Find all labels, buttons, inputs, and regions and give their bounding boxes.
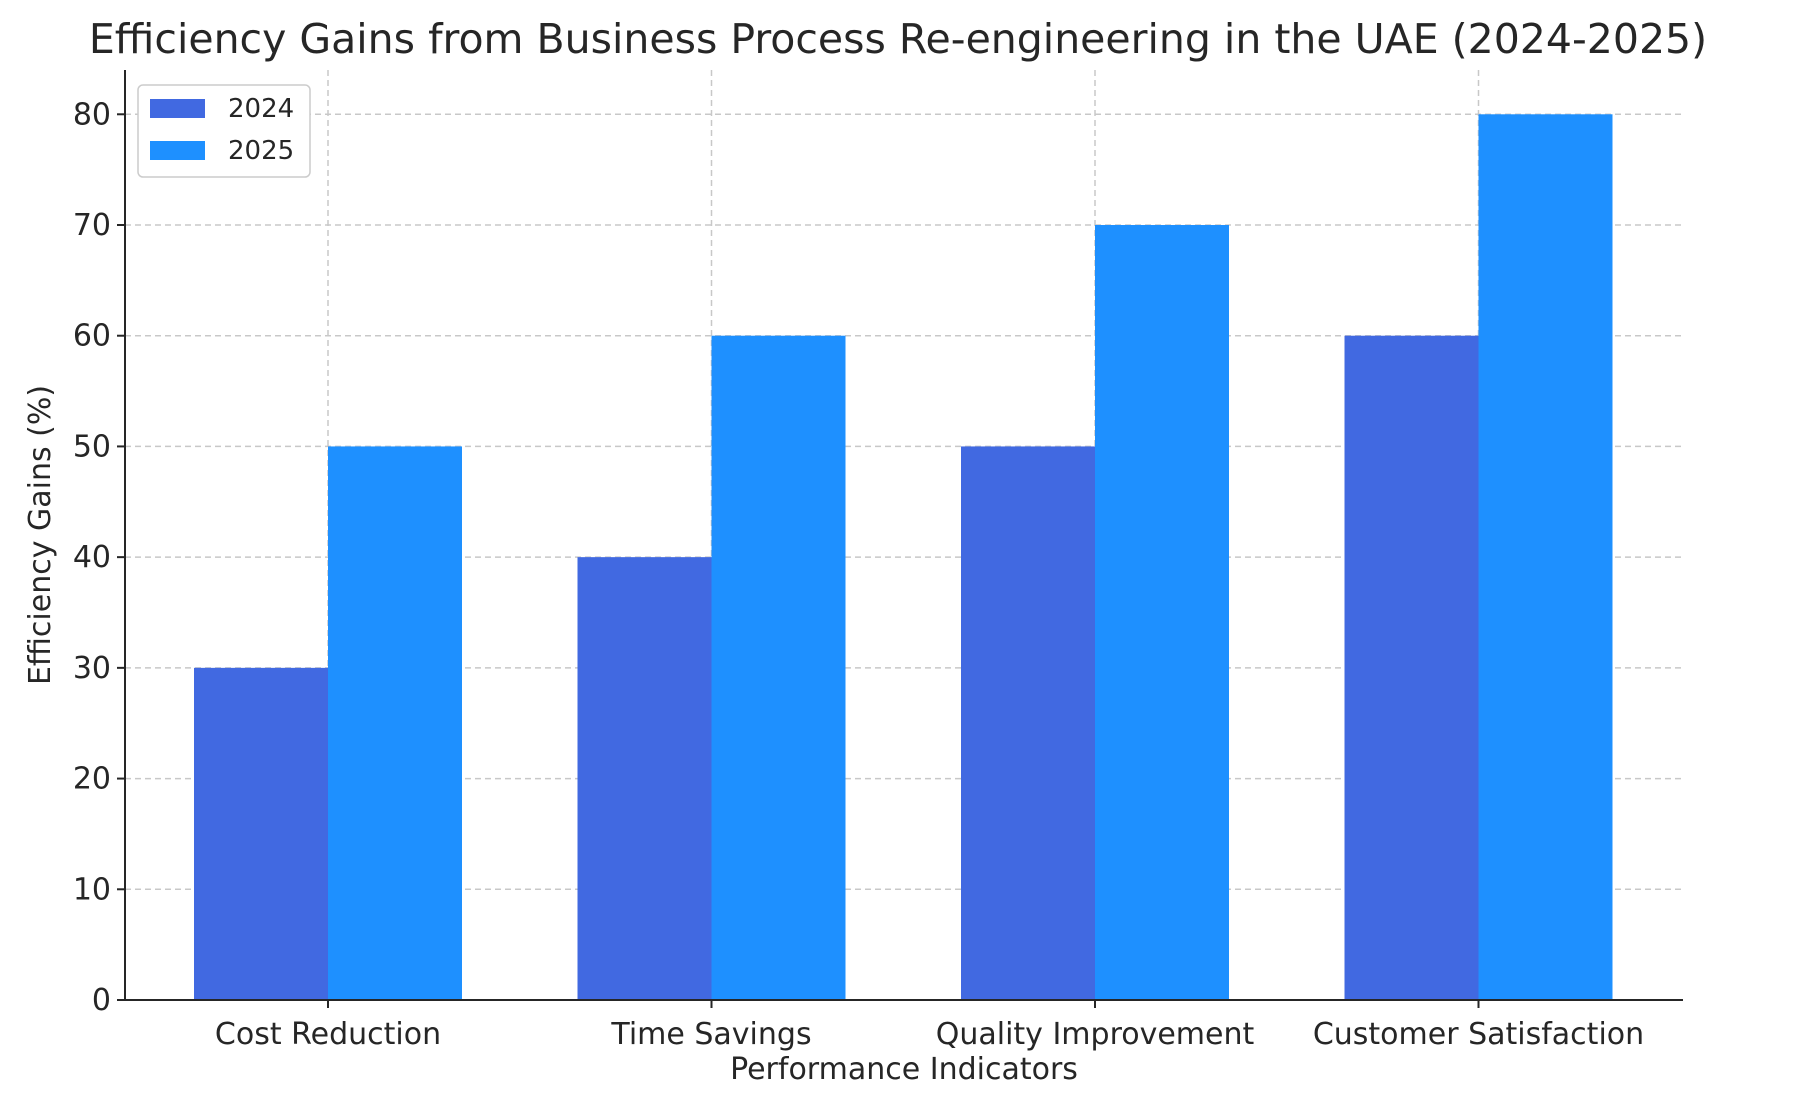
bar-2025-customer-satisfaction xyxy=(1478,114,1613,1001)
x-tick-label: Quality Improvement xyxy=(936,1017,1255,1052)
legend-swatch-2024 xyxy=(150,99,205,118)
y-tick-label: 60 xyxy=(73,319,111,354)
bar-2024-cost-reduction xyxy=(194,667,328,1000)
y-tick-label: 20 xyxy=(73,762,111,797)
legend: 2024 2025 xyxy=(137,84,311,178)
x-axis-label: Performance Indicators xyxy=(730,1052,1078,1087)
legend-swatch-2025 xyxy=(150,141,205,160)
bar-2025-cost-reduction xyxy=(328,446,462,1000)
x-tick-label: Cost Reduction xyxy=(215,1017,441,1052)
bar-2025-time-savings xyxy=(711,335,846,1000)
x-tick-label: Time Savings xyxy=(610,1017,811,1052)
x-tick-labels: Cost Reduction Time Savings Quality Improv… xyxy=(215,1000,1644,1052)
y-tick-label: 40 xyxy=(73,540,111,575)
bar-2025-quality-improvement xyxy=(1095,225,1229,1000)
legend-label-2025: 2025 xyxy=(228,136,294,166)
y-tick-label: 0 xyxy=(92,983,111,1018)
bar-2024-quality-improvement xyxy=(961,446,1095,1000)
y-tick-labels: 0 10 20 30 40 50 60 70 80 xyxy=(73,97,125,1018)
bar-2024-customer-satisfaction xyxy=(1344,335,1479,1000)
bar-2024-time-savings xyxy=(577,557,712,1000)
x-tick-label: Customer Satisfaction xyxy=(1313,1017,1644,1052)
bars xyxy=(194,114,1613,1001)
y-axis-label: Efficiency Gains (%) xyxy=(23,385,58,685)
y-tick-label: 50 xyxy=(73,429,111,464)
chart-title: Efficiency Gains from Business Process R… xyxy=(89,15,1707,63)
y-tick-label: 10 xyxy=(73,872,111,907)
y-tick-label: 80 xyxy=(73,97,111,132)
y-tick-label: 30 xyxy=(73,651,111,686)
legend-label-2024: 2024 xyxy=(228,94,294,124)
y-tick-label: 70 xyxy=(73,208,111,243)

• • • •

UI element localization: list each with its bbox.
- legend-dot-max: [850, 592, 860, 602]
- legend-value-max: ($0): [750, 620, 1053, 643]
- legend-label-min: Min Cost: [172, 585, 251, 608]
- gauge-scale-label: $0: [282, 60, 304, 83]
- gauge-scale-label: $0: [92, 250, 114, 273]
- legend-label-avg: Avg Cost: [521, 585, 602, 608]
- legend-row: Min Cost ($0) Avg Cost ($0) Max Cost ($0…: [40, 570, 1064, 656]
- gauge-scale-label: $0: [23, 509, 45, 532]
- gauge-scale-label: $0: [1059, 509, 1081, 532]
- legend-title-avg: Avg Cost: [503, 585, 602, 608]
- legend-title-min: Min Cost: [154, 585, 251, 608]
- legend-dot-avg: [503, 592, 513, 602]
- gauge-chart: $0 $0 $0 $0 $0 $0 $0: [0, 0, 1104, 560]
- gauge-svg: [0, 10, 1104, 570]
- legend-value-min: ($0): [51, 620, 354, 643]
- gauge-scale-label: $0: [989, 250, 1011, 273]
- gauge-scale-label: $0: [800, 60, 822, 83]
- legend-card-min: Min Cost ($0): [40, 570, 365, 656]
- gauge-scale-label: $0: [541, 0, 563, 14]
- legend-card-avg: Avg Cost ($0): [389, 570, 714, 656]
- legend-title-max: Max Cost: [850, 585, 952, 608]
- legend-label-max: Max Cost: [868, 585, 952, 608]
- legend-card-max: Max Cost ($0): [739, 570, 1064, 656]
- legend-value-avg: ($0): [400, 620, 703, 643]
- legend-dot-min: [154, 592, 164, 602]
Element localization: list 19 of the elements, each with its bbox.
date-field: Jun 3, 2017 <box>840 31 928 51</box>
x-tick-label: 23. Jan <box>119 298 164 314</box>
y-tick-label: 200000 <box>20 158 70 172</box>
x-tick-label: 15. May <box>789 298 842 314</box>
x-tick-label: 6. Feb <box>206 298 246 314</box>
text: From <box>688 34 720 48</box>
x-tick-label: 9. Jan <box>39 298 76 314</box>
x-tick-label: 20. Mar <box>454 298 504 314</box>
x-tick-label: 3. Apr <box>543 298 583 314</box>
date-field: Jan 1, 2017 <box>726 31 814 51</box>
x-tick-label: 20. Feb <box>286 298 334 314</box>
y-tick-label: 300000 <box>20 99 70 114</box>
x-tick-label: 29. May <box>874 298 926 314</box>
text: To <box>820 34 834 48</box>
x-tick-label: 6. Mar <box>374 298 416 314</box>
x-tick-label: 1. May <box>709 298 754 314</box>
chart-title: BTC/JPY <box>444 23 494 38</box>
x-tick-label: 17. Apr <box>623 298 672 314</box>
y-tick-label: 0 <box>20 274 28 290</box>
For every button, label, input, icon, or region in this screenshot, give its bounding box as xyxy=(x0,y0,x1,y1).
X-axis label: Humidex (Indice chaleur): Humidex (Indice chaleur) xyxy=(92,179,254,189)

• • • •

Edit the part of the material that opens with the line containing "bar-2025-customer-satisfaction xyxy=(1478,114,1613,1001)" and closes with the line containing "y-tick-label: 70 xyxy=(73,208,111,243)", replacing "Time Savings" with "Time Saved" and leaving everything else unchanged. Give only those lines.

bar-2025-customer-satisfaction xyxy=(1478,114,1613,1001)
x-tick-label: Quality Improvement xyxy=(936,1017,1255,1052)
legend-swatch-2024 xyxy=(150,99,205,118)
y-tick-label: 60 xyxy=(73,319,111,354)
bar-2024-cost-reduction xyxy=(194,667,328,1000)
y-tick-label: 20 xyxy=(73,762,111,797)
legend: 2024 2025 xyxy=(137,84,311,178)
x-axis-label: Performance Indicators xyxy=(730,1052,1078,1087)
legend-swatch-2025 xyxy=(150,141,205,160)
bar-2025-cost-reduction xyxy=(328,446,462,1000)
x-tick-label: Cost Reduction xyxy=(215,1017,441,1052)
bar-2025-time-savings xyxy=(711,335,846,1000)
x-tick-label: Time Saved xyxy=(610,1017,811,1052)
x-tick-labels: Cost Reduction Time Saved Quality Improv… xyxy=(215,1000,1644,1052)
y-tick-label: 40 xyxy=(73,540,111,575)
bar-2025-quality-improvement xyxy=(1095,225,1229,1000)
legend-label-2025: 2025 xyxy=(228,136,294,166)
y-tick-label: 0 xyxy=(92,983,111,1018)
bar-2024-quality-improvement xyxy=(961,446,1095,1000)
y-tick-labels: 0 10 20 30 40 50 60 70 80 xyxy=(73,97,125,1018)
bar-2024-customer-satisfaction xyxy=(1344,335,1479,1000)
bar-2024-time-savings xyxy=(577,557,712,1000)
x-tick-label: Customer Satisfaction xyxy=(1313,1017,1644,1052)
bars xyxy=(194,114,1613,1001)
y-axis-label: Efficiency Gains (%) xyxy=(23,385,58,685)
y-tick-label: 50 xyxy=(73,429,111,464)
chart-title: Efficiency Gains from Business Process R… xyxy=(89,15,1707,63)
y-tick-label: 10 xyxy=(73,872,111,907)
y-tick-label: 80 xyxy=(73,97,111,132)
y-tick-label: 30 xyxy=(73,651,111,686)
legend-label-2024: 2024 xyxy=(228,94,294,124)
y-tick-label: 70 xyxy=(73,208,111,243)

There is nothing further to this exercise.